Chart and figure data
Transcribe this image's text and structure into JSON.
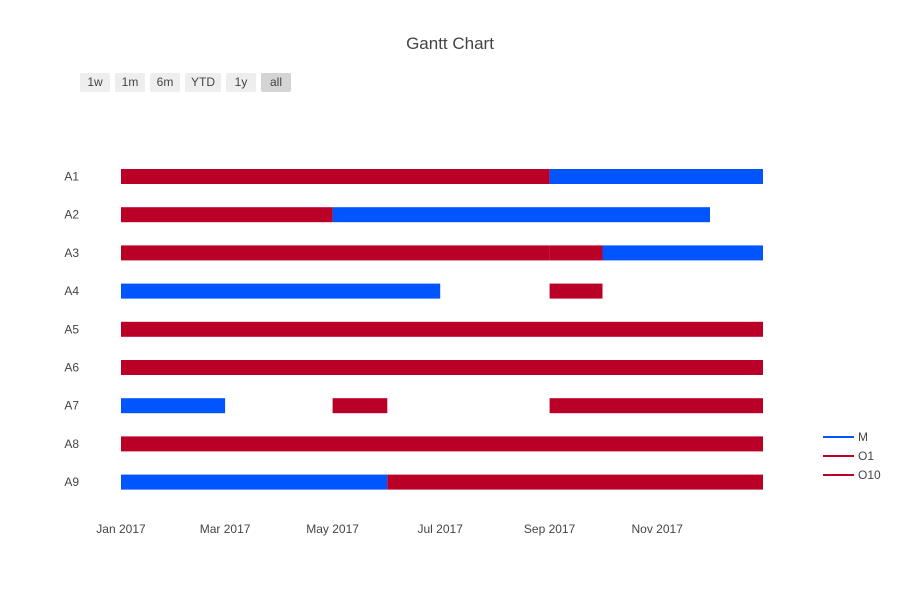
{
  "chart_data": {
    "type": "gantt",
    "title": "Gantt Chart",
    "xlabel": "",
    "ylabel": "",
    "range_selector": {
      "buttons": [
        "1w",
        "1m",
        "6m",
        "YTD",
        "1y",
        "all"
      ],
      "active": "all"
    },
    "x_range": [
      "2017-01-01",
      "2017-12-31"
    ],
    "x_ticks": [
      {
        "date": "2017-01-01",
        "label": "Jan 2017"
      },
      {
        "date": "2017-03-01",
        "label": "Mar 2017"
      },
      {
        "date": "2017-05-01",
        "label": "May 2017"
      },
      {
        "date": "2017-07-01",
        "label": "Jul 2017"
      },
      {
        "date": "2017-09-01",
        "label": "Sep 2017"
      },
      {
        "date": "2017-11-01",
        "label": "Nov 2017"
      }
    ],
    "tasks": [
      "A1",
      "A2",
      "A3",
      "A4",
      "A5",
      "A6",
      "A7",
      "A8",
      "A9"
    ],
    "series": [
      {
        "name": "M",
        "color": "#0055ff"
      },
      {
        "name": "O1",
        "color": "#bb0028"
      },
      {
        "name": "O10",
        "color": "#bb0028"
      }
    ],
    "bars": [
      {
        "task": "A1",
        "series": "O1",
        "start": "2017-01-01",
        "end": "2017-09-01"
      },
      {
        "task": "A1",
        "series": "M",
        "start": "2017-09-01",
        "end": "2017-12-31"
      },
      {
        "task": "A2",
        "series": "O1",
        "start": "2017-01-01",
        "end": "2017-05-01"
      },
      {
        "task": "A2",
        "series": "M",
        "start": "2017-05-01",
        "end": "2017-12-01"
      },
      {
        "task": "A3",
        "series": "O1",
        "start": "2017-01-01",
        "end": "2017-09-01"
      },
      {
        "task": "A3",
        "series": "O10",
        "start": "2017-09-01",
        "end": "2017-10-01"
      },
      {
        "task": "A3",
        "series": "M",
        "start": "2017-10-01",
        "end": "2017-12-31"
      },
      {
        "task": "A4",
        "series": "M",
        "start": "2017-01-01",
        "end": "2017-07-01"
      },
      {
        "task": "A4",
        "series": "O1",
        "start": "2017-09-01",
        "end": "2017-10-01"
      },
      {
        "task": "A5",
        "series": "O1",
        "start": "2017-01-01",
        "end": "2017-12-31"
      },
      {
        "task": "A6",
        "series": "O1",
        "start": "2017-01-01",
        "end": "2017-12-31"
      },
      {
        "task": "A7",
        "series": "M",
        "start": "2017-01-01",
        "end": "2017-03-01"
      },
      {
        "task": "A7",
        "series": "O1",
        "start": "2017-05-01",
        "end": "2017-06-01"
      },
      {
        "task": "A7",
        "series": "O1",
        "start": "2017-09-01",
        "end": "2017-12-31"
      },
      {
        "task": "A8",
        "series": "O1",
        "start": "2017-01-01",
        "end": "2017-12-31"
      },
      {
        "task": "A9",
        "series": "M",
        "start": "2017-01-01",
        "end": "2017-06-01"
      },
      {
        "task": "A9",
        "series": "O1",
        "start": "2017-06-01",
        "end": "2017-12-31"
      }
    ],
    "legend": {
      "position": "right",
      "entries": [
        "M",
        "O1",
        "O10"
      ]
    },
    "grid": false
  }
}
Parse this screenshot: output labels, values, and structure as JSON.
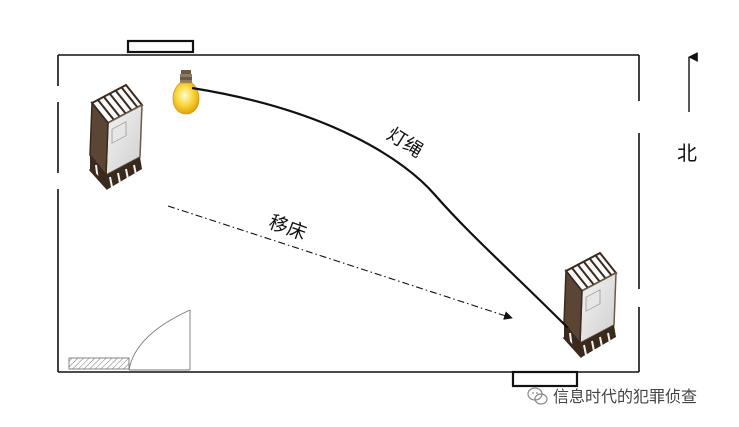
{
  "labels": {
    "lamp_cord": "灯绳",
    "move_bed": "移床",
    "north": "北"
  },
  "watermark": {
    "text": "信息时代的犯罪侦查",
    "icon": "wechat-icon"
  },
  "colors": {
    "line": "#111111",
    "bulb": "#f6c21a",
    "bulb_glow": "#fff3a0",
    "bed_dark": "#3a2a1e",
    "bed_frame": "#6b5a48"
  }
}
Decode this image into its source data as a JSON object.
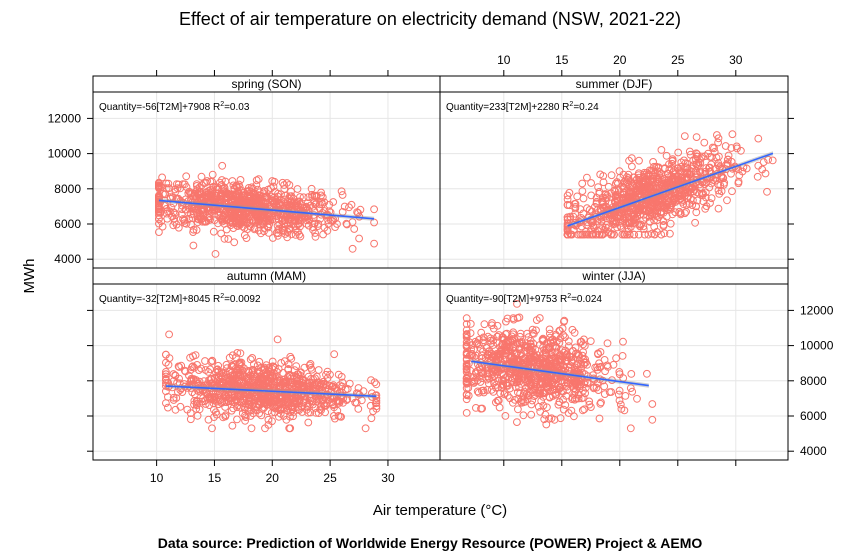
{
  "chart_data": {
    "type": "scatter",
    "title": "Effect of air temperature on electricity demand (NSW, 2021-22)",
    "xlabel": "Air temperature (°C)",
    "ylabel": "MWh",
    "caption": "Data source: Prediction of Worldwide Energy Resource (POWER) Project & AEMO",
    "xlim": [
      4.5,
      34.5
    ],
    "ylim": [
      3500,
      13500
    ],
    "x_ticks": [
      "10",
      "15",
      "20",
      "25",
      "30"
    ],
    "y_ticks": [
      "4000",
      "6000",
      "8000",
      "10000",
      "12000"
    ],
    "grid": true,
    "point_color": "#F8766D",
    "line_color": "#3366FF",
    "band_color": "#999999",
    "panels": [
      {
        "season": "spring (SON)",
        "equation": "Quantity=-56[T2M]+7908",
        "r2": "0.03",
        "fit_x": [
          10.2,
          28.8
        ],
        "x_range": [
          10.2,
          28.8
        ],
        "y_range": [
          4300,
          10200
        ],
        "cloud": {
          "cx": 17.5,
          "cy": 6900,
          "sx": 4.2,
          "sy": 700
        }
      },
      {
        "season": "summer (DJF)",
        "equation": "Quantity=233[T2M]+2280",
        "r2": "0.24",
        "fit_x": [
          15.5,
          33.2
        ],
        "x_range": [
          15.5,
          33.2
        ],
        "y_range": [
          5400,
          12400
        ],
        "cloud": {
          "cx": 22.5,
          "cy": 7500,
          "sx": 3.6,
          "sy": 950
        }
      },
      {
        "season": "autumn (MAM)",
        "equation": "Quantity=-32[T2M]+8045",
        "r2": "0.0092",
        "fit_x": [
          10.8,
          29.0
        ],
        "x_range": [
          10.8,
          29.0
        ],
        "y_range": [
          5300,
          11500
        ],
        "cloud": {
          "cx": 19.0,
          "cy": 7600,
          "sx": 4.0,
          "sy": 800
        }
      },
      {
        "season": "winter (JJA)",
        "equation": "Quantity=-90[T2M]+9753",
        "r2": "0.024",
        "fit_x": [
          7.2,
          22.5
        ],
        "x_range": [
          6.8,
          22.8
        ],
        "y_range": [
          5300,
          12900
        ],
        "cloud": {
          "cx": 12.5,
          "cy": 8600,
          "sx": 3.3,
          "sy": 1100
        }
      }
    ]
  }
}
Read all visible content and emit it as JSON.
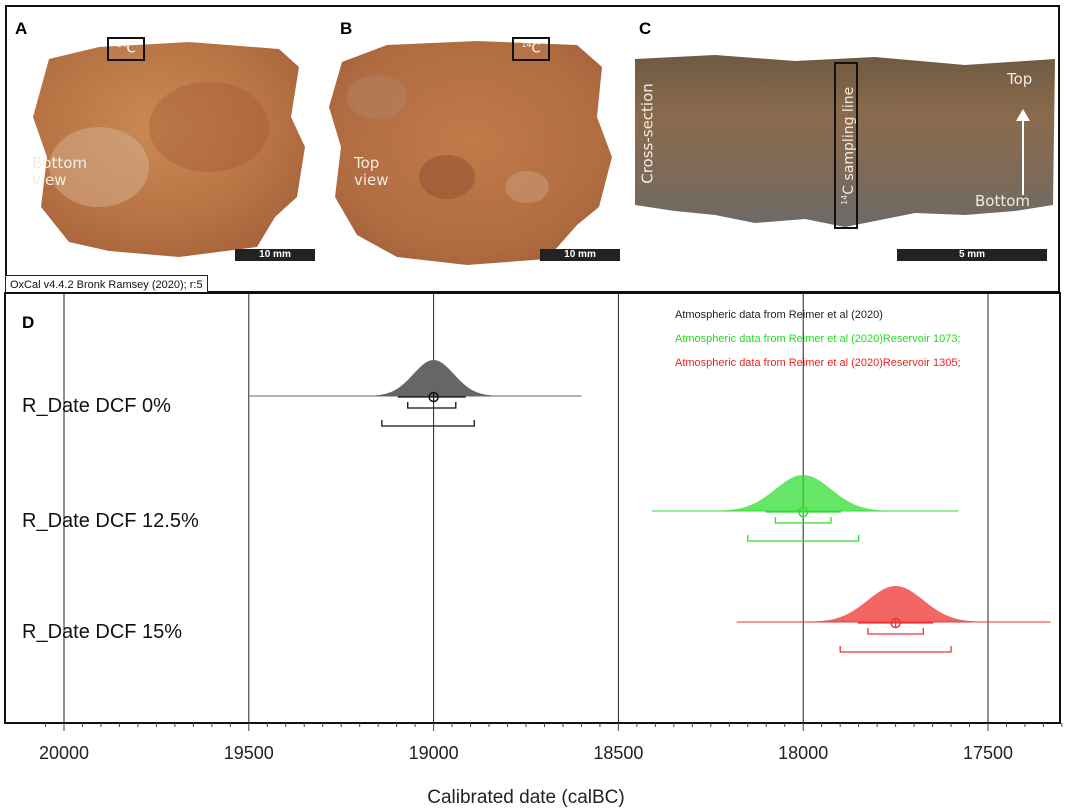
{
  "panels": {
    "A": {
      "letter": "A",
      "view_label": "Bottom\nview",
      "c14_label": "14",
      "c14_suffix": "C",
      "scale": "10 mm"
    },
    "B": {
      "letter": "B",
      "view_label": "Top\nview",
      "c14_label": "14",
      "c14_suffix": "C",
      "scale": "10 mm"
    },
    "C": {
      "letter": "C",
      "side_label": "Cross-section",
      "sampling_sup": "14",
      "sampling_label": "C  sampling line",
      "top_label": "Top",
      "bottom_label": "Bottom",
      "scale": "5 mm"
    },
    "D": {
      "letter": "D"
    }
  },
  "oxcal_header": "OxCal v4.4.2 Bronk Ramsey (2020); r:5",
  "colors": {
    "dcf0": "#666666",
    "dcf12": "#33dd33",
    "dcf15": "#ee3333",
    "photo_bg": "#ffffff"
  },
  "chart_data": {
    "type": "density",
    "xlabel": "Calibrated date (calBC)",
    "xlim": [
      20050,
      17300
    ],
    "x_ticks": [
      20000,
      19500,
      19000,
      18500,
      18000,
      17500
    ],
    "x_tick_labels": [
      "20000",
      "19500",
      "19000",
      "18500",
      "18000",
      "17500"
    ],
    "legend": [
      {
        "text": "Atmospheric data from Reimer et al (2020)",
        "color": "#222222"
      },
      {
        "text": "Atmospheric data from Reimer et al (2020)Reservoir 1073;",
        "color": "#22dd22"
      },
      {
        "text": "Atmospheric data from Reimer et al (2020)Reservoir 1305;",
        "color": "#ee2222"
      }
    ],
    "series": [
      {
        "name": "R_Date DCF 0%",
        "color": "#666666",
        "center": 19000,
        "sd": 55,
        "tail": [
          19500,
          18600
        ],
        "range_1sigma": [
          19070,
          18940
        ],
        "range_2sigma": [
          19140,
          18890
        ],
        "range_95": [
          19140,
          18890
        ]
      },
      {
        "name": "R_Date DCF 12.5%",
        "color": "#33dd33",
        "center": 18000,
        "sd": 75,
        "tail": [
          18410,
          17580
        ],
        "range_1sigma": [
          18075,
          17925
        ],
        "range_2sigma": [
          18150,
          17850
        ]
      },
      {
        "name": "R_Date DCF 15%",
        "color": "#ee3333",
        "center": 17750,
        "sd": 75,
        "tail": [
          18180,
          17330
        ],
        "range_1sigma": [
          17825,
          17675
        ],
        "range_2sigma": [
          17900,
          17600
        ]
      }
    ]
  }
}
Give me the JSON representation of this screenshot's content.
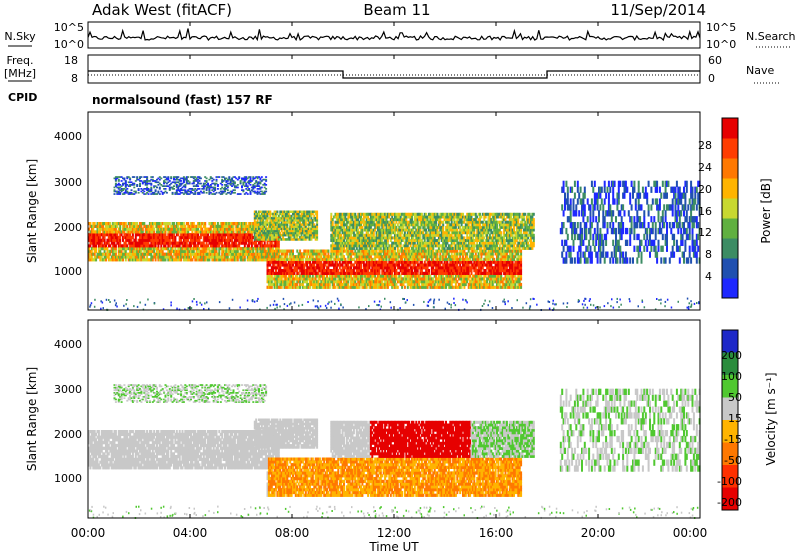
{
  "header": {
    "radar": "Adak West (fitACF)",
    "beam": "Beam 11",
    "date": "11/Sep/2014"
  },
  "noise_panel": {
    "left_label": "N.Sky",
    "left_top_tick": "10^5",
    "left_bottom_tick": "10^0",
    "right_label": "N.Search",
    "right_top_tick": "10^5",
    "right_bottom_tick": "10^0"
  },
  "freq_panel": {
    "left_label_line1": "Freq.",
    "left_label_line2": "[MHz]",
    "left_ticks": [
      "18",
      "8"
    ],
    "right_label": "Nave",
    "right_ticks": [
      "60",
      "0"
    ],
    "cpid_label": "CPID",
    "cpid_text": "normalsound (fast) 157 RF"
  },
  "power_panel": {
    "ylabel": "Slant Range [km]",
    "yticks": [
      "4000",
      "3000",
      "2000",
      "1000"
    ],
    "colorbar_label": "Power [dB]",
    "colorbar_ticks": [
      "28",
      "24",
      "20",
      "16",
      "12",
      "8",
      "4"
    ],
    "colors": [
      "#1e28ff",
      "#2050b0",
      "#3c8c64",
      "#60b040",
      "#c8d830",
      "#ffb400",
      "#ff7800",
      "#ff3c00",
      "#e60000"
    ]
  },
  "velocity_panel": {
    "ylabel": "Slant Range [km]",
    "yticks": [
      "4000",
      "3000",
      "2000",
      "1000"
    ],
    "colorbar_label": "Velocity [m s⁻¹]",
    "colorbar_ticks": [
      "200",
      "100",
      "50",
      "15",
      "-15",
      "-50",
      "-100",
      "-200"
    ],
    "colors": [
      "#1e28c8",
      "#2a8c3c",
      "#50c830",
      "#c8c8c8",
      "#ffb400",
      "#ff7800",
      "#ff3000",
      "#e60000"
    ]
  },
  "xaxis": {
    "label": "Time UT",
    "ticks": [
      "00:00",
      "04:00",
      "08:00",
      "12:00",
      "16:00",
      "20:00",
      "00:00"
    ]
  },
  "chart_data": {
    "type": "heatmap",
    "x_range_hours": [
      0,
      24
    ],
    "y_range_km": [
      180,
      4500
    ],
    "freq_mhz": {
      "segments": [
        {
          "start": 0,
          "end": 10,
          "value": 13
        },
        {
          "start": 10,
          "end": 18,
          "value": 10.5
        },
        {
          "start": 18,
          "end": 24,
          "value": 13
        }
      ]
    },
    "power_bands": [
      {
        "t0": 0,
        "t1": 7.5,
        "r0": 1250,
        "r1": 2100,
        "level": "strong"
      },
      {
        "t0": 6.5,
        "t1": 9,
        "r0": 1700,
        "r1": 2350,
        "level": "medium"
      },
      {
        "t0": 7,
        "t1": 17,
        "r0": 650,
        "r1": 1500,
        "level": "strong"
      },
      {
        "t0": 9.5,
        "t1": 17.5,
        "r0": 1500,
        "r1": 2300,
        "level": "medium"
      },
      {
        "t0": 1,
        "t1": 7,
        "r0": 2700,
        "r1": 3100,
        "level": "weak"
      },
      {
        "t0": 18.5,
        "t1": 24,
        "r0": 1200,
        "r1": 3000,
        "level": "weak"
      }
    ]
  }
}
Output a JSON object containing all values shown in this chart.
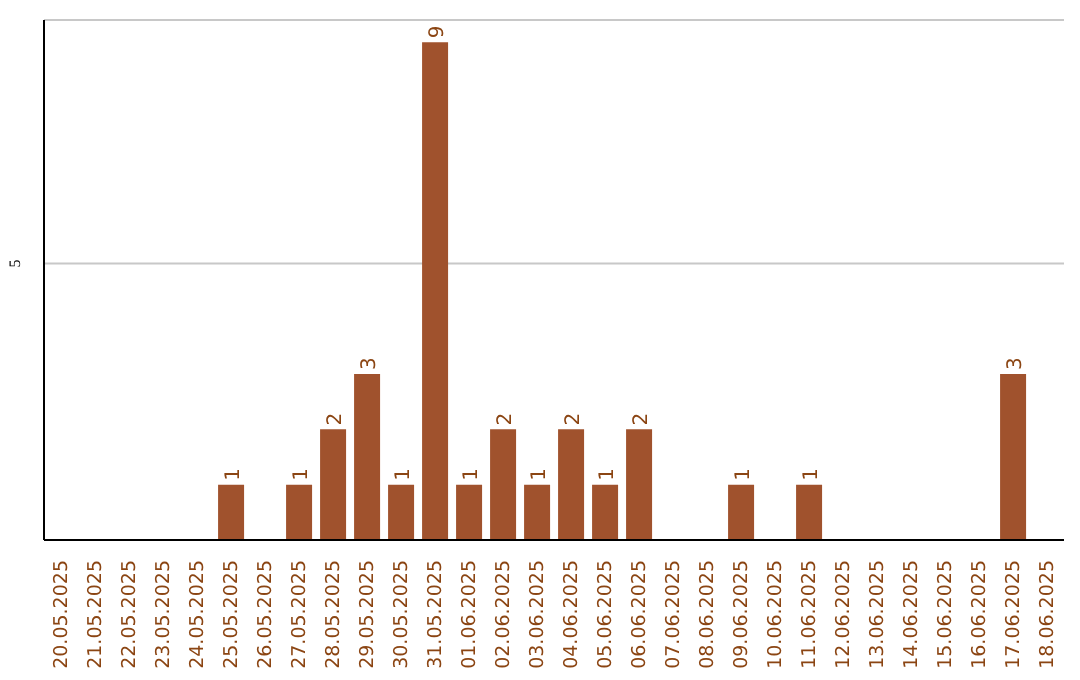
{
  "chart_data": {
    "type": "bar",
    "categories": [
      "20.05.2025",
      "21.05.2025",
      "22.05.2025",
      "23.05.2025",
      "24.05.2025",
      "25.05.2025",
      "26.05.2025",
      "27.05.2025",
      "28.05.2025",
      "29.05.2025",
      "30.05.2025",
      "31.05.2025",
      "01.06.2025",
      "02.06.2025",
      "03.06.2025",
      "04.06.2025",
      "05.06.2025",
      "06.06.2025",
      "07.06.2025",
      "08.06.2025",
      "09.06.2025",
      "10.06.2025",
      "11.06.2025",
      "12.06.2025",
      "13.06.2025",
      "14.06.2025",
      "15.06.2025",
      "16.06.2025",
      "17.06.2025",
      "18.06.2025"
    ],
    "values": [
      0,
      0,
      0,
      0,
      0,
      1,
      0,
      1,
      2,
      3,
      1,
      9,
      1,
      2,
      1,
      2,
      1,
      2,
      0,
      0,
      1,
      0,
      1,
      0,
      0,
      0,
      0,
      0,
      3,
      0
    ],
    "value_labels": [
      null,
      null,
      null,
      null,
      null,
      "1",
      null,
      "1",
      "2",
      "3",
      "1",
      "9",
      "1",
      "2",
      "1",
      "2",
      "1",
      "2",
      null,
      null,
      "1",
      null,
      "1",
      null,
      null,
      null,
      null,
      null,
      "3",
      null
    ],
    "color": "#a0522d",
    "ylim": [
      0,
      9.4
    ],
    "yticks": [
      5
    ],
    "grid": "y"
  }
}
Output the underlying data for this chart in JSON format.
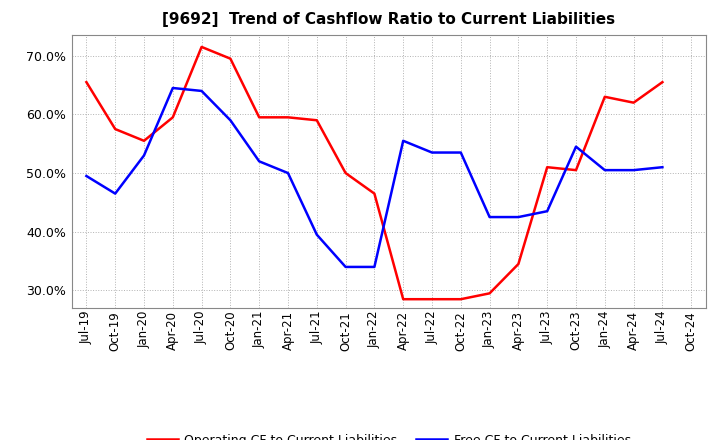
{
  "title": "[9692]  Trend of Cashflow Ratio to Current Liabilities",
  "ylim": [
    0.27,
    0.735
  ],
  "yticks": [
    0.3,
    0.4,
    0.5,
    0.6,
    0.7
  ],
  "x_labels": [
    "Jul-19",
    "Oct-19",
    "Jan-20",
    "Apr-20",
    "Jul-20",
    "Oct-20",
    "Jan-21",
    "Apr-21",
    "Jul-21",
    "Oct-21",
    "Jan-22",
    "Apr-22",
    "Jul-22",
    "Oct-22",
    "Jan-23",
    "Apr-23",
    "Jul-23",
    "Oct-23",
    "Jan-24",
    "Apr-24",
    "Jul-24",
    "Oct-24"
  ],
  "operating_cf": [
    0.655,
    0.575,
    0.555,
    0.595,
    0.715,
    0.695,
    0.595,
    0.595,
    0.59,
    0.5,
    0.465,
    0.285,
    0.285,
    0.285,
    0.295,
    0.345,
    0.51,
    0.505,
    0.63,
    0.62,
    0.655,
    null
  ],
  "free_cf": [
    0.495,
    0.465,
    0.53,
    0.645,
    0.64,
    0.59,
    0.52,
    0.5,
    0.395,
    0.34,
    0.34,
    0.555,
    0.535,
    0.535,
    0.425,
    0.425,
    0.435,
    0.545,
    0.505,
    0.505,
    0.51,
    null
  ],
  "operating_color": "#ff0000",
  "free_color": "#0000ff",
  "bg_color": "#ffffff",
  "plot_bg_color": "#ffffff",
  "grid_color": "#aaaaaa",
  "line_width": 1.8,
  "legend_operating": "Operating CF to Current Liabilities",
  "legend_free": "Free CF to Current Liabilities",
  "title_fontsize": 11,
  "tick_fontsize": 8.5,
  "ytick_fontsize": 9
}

STATED PROBLEM: Gather each line that holds "Reimer".

PROBLEM SOLUTION:
        "text": "Atmospheric data from Reimer et al (2020)",
        "text": "Atmospheric data from Reimer et al (2020)Reservoir 1073;",
        "text": "Atmospheric data from Reimer et al (2020)Reservoir 1305;",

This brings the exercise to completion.